* Your goal:
Go through the records and give each one again exactly.

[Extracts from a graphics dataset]
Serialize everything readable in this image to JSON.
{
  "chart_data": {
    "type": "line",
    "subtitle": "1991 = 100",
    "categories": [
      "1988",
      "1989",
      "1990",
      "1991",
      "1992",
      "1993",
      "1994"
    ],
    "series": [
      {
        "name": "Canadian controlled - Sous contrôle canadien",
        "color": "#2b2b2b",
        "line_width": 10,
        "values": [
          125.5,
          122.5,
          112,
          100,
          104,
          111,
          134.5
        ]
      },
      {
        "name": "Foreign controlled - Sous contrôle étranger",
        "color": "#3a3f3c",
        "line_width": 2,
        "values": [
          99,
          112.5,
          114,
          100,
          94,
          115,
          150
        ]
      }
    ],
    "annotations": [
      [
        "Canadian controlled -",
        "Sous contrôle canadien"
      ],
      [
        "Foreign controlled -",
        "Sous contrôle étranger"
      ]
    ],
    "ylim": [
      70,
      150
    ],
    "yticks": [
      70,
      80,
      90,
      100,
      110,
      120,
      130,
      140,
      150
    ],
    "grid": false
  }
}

* Exercise response:
Serialize everything readable in this image to JSON.
{
  "chart_data": {
    "type": "line",
    "subtitle": "1991 = 100",
    "categories": [
      "1988",
      "1989",
      "1990",
      "1991",
      "1992",
      "1993",
      "1994"
    ],
    "series": [
      {
        "name": "Canadian controlled - Sous contrôle canadien",
        "color": "#2b2b2b",
        "line_width": 10,
        "values": [
          125.5,
          122.5,
          112,
          100,
          104,
          111,
          134.5
        ]
      },
      {
        "name": "Foreign controlled - Sous contrôle étranger",
        "color": "#3a3f3c",
        "line_width": 2,
        "values": [
          99,
          112.5,
          114,
          100,
          94,
          115,
          150
        ]
      }
    ],
    "annotations": [
      [
        "Canadian controlled -",
        "Sous contrôle canadien"
      ],
      [
        "Foreign controlled -",
        "Sous contrôle étranger"
      ]
    ],
    "ylim": [
      70,
      150
    ],
    "yticks": [
      70,
      80,
      90,
      100,
      110,
      120,
      130,
      140,
      150
    ],
    "grid": false
  }
}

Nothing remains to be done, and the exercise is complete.